▶ _Aufgaben_:
1. Unter welchem Hashtag wollten die Schauspieler laut dem Auszug auf ihre Lage aufmerksam machen?
2. Zähle alle Gegensatzpaare auf, die der Auszug in dem Satz darüber nennt, was diese Gruppe in der Regel weiß.
3. Gib den Auszug von „Donnerstag, 29. April“ bis hinunter zu „wirksame Antwort gibt.“ erneut wieder und tausche dabei „Schauspieler“ gegen „Künstler“ aus.

Donnerstag, 29. April 2021

Der Keil in der Gesellschaft

Mit einer missratenen Youtube-Aktion, mit der sie auf ihre schwierige Situation in der Corona-Zeit im stillgelegten Kulturbetrieb mit all seinen beschränkten Auftrittsmöglichkeiten unter dem Hashtag #allesdichtmachen aufmerksam machen wollten, haben jetzt einmal die Schauspieler einen Shitstorm abgekriegt, der sich gewaschen hat, und landeten im Eck der Coronaleugner und Neonazis. Dabei zählen sie normalerweise zu jener Gruppe, die in der Regel weiß, was gut und was schlecht ist, was richtig oder was falsch, was zu tun oder was zu lassen ist. Nun wurden sie von ihresgleichen auf allen Kanälen niedergemacht und erlebten, was so viele Leute längst verbittert, Keile in die Gesellschaft treibt und zu einer politischen Herausforderung geworden ist, auf die es noch keine wirksame Antwort gibt.

▶ _Bereitgestelltes Material_:
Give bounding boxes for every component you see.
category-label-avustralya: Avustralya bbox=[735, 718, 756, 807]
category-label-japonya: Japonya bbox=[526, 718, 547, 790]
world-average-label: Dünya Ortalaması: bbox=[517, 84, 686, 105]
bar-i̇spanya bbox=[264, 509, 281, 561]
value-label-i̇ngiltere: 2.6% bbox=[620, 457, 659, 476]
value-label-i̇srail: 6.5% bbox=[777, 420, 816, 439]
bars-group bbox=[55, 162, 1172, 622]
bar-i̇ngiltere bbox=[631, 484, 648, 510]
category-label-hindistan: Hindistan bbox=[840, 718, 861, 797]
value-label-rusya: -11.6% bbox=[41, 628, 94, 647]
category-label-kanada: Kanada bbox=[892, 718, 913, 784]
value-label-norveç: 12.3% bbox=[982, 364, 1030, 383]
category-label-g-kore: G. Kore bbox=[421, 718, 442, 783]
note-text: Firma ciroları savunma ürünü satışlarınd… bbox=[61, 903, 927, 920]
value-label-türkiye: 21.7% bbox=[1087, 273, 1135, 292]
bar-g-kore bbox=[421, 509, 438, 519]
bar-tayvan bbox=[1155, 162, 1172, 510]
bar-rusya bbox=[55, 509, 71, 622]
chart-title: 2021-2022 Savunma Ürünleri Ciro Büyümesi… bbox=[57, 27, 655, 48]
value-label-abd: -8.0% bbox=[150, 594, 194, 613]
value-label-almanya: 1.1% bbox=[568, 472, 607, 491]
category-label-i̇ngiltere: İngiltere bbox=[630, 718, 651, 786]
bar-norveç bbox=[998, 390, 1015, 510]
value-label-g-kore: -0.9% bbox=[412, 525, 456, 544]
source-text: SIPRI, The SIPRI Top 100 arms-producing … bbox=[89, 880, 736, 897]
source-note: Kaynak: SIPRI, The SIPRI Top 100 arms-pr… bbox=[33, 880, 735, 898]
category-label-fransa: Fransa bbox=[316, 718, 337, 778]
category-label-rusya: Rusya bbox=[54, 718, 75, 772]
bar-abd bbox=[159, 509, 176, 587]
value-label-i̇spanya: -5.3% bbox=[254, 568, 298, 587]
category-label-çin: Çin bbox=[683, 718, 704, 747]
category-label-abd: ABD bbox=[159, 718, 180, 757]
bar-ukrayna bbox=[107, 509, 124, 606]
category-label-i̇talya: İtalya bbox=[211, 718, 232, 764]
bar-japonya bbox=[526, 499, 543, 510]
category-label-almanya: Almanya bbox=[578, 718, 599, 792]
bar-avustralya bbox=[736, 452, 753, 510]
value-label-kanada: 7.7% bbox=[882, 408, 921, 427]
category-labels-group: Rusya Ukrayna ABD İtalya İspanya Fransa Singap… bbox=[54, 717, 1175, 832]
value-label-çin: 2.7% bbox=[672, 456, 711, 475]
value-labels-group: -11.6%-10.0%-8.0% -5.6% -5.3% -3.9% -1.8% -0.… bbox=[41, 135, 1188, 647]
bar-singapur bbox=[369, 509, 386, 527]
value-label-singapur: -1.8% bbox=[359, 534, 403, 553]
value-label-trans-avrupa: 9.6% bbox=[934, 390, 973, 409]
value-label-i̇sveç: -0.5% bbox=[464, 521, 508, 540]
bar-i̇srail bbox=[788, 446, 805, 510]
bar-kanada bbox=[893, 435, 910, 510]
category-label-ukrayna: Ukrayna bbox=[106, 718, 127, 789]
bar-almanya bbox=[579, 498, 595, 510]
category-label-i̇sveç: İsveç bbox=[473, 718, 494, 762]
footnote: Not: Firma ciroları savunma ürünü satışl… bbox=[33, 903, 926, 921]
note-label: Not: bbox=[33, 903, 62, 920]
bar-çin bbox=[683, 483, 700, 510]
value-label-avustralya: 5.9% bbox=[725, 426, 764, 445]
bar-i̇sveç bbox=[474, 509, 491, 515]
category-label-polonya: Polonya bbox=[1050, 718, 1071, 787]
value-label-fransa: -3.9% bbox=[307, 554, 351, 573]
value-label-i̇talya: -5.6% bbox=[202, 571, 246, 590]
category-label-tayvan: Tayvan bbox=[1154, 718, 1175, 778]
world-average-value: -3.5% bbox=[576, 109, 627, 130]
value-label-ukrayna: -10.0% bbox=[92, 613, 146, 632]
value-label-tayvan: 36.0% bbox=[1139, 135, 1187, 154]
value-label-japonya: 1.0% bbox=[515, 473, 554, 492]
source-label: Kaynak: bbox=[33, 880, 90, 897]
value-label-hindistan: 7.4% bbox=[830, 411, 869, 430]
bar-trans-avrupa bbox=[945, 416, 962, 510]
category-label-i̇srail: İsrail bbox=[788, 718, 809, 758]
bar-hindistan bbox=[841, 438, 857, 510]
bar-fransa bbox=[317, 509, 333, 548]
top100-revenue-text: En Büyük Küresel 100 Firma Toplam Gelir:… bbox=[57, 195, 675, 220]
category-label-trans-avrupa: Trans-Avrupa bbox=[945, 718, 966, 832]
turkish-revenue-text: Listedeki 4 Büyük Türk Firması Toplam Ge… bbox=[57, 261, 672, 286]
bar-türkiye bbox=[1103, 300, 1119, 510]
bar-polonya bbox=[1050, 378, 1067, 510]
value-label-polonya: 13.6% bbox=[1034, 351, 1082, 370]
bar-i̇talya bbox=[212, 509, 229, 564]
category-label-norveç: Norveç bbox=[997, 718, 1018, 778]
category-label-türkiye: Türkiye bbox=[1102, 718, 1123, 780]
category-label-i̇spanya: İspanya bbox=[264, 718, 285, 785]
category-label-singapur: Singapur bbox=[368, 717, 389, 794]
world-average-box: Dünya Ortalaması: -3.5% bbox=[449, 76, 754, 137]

▶ _Ergebnisse je Aufgabe_:
1. #allesdichtmachen

2. gut und schlecht; richtig und falsch; zu tun und zu lassen

3.
Donnerstag, 29. April 2021

Der Keil in der Gesellschaft

Mit einer missratenen Youtube-Aktion, mit der sie auf ihre schwierige Situation in der Corona-Zeit im stillgelegten Kulturbetrieb mit all seinen beschränkten Auftrittsmöglichkeiten unter dem Hashtag #allesdichtmachen aufmerksam machen wollten, haben jetzt einmal die Künstler einen Shitstorm abgekriegt, der sich gewaschen hat, und landeten im Eck der Coronaleugner und Neonazis. Dabei zählen sie normalerweise zu jener Gruppe, die in der Regel weiß, was gut und was schlecht ist, was richtig oder was falsch, was zu tun oder was zu lassen ist. Nun wurden sie von ihresgleichen auf allen Kanälen niedergemacht und erlebten, was so viele Leute längst verbittert, Keile in die Gesellschaft treibt und zu einer politischen Herausforderung geworden ist, auf die es noch keine wirksame Antwort gibt.